> [Selection]
START
This was stated by Justice Mahajan while rejecting a temporary relief request from a Chartered Accountant who was challenging the initiation of proceedings against him, which were based on a complaint filed under the Sexual Harassment of Women at Workplace (Prevention, Prohibition, and Redressal) Act of 2013.

The single-bench judge said “Needless to say, such complaints containing allegations of sexual harassment deserve to be treated with a certain amount of seriousness and responsibility, and accordingly, the same has to be inquired into and taken to their logical conclusion for it is both in the interest of the complainant as well as the person against whom the allegations of sexual harassment have been levelled.”

The Chartered Accountant (CA) had challenged the proceedings against him on multiple grounds, including the fact that the Internal Complaints Committee (ICC) had not completed its investigation within 90 days of the complaint being filed. However, the single-judge bench of the court stated that the petitioner’s claim that the proceedings were invalidated by the lapse of 90 days had ‘no substance’ and that he did not demonstrate any prejudice caused to him as a result of the delay. 

The court also highlighted that the delay was not caused by the complainant. Thus, the court refused to intervene in the proceedings at this stage and asked for a response from the complainant and the ICC.  As the court found no initial evidence to grant interim relief to the petitioner, it ordered the respondents to file a counter-affidavit within four weeks and scheduled the matter for further hearing on March 28.
END
> [What the exercise asks] In the court report, why did the judge say complaints of sexual harassment must be inquired into and taken to their logical conclusion? Answer in one to three sentences. The material after this point has no connection to the court report.

> [Data lines]
START
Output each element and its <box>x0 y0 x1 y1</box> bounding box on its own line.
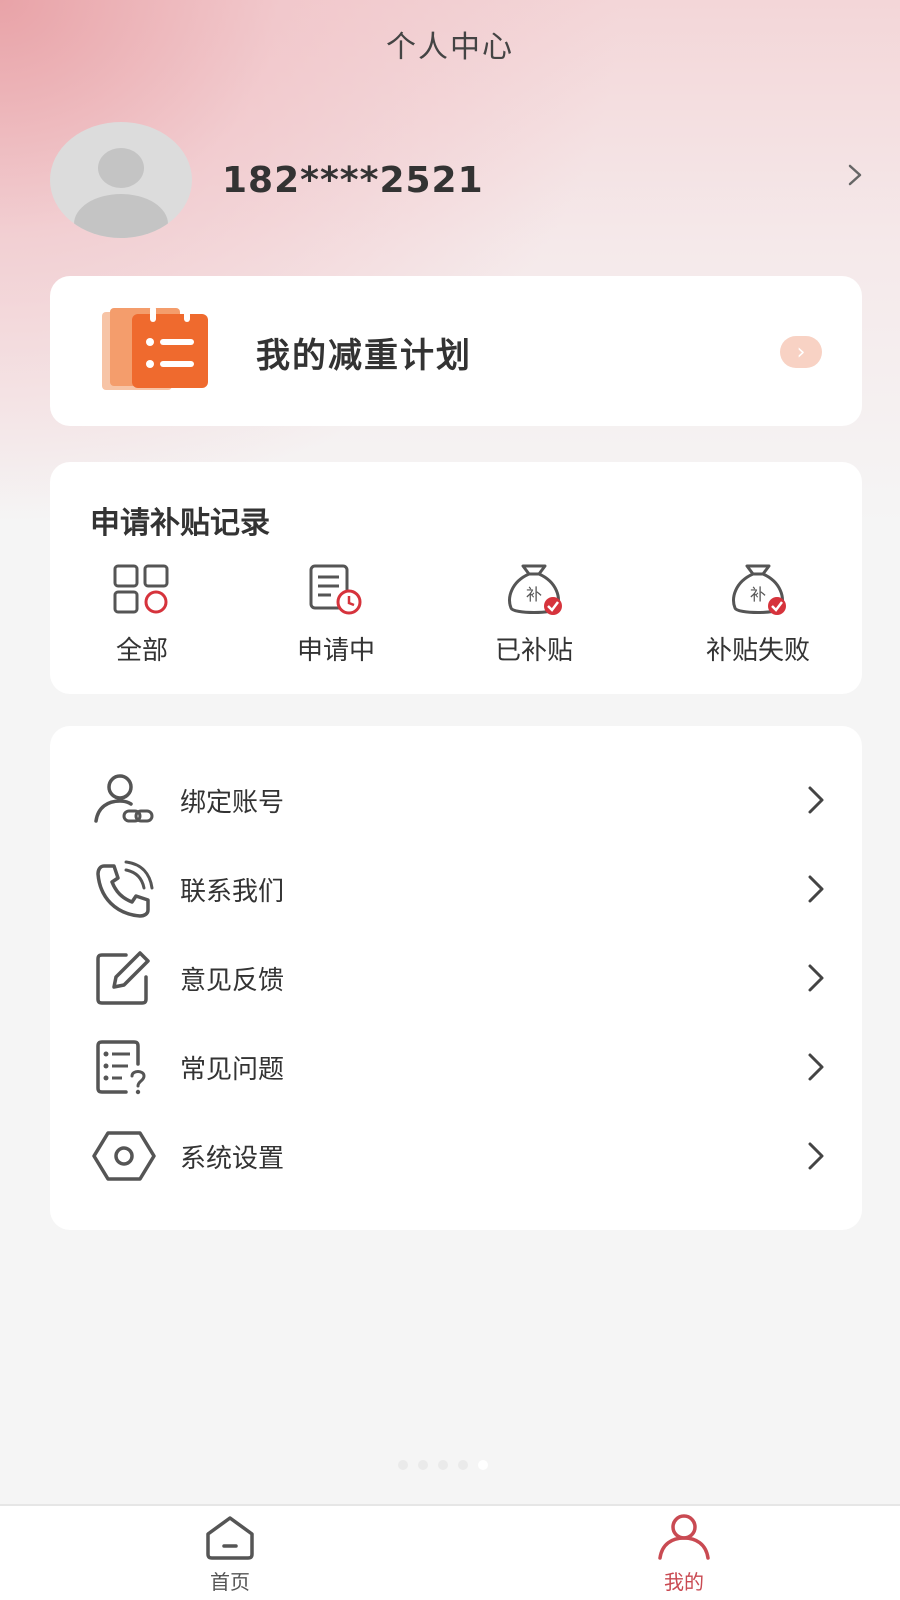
END
> [Answer to this exercise] The judge said such complaints deserve to be treated with seriousness and responsibility. Carrying the inquiry to its logical conclusion serves the interest of both the complainant and the person against whom the allegations were made.